- _PROMPT_: Copy each line exactly. Drop every picture.

»»

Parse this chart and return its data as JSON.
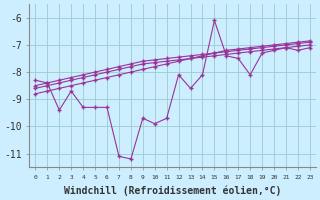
{
  "x": [
    0,
    1,
    2,
    3,
    4,
    5,
    6,
    7,
    8,
    9,
    10,
    11,
    12,
    13,
    14,
    15,
    16,
    17,
    18,
    19,
    20,
    21,
    22,
    23
  ],
  "main_line": [
    -8.3,
    -8.4,
    -9.4,
    -8.7,
    -9.3,
    -9.3,
    -9.3,
    -11.1,
    -11.2,
    -9.7,
    -9.9,
    -9.7,
    -8.1,
    -8.6,
    -8.1,
    -6.1,
    -7.4,
    -7.5,
    -8.1,
    -7.3,
    -7.2,
    -7.1,
    -7.2,
    -7.1
  ],
  "trend1": [
    -8.5,
    -8.4,
    -8.3,
    -8.2,
    -8.1,
    -8.0,
    -7.9,
    -7.8,
    -7.7,
    -7.6,
    -7.55,
    -7.5,
    -7.45,
    -7.4,
    -7.35,
    -7.3,
    -7.25,
    -7.2,
    -7.15,
    -7.1,
    -7.05,
    -7.0,
    -6.95,
    -6.9
  ],
  "trend2": [
    -8.6,
    -8.5,
    -8.4,
    -8.3,
    -8.2,
    -8.1,
    -8.0,
    -7.9,
    -7.8,
    -7.7,
    -7.65,
    -7.6,
    -7.55,
    -7.5,
    -7.45,
    -7.4,
    -7.35,
    -7.3,
    -7.25,
    -7.2,
    -7.15,
    -7.1,
    -7.05,
    -7.0
  ],
  "trend3": [
    -8.8,
    -8.7,
    -8.6,
    -8.5,
    -8.4,
    -8.3,
    -8.2,
    -8.1,
    -8.0,
    -7.9,
    -7.8,
    -7.7,
    -7.6,
    -7.5,
    -7.4,
    -7.3,
    -7.2,
    -7.15,
    -7.1,
    -7.05,
    -7.0,
    -6.95,
    -6.9,
    -6.85
  ],
  "color": "#993399",
  "bg_color": "#cceeff",
  "grid_color": "#99cccc",
  "xlabel": "Windchill (Refroidissement éolien,°C)",
  "xlabel_fontsize": 7,
  "ylim": [
    -11.5,
    -5.5
  ],
  "yticks": [
    -11,
    -10,
    -9,
    -8,
    -7,
    -6
  ],
  "marker": "+",
  "markersize": 3,
  "linewidth": 0.8
}
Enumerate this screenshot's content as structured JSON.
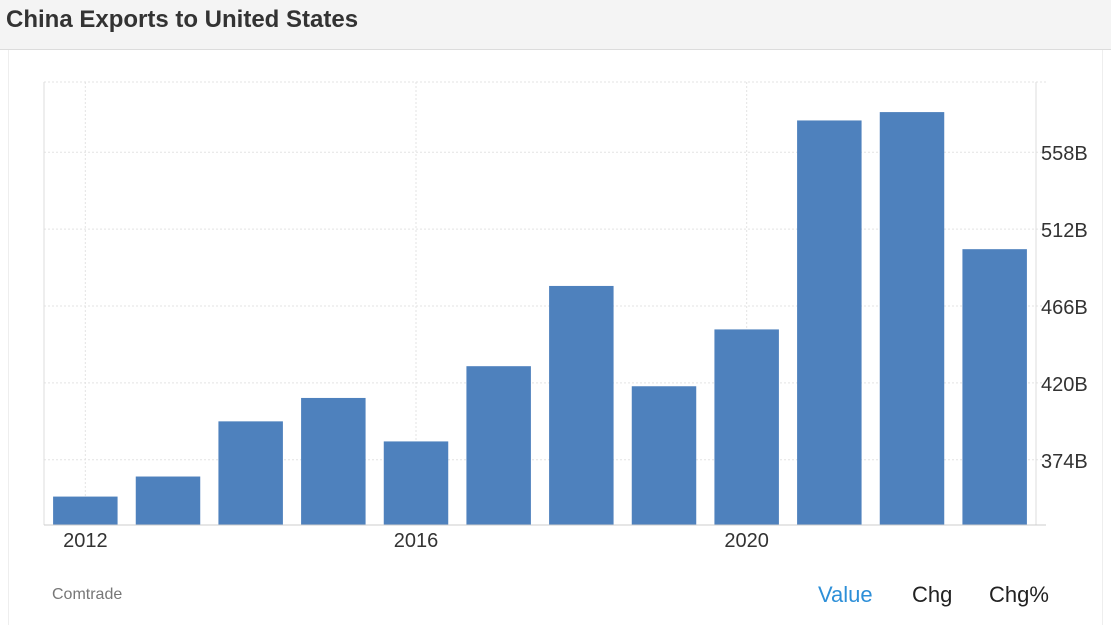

««

- _RESPONSE FOR THIS EXERCISE_:
Parse this chart and return its data as JSON.
{
  "x": [
    0,
    1,
    2,
    3,
    4,
    5,
    6,
    7,
    8,
    9,
    10,
    11,
    12,
    13,
    14,
    15,
    16,
    17,
    18,
    19,
    20,
    21,
    22,
    23
  ],
  "main_line": [
    -8.3,
    -8.4,
    -9.4,
    -8.7,
    -9.3,
    -9.3,
    -9.3,
    -11.1,
    -11.2,
    -9.7,
    -9.9,
    -9.7,
    -8.1,
    -8.6,
    -8.1,
    -6.1,
    -7.4,
    -7.5,
    -8.1,
    -7.3,
    -7.2,
    -7.1,
    -7.2,
    -7.1
  ],
  "trend1": [
    -8.5,
    -8.4,
    -8.3,
    -8.2,
    -8.1,
    -8.0,
    -7.9,
    -7.8,
    -7.7,
    -7.6,
    -7.55,
    -7.5,
    -7.45,
    -7.4,
    -7.35,
    -7.3,
    -7.25,
    -7.2,
    -7.15,
    -7.1,
    -7.05,
    -7.0,
    -6.95,
    -6.9
  ],
  "trend2": [
    -8.6,
    -8.5,
    -8.4,
    -8.3,
    -8.2,
    -8.1,
    -8.0,
    -7.9,
    -7.8,
    -7.7,
    -7.65,
    -7.6,
    -7.55,
    -7.5,
    -7.45,
    -7.4,
    -7.35,
    -7.3,
    -7.25,
    -7.2,
    -7.15,
    -7.1,
    -7.05,
    -7.0
  ],
  "trend3": [
    -8.8,
    -8.7,
    -8.6,
    -8.5,
    -8.4,
    -8.3,
    -8.2,
    -8.1,
    -8.0,
    -7.9,
    -7.8,
    -7.7,
    -7.6,
    -7.5,
    -7.4,
    -7.3,
    -7.2,
    -7.15,
    -7.1,
    -7.05,
    -7.0,
    -6.95,
    -6.9,
    -6.85
  ],
  "color": "#993399",
  "bg_color": "#cceeff",
  "grid_color": "#99cccc",
  "xlabel": "Windchill (Refroidissement éolien,°C)",
  "xlabel_fontsize": 7,
  "ylim": [
    -11.5,
    -5.5
  ],
  "yticks": [
    -11,
    -10,
    -9,
    -8,
    -7,
    -6
  ],
  "marker": "+",
  "markersize": 3,
  "linewidth": 0.8
}
Enumerate this screenshot's content as structured JSON.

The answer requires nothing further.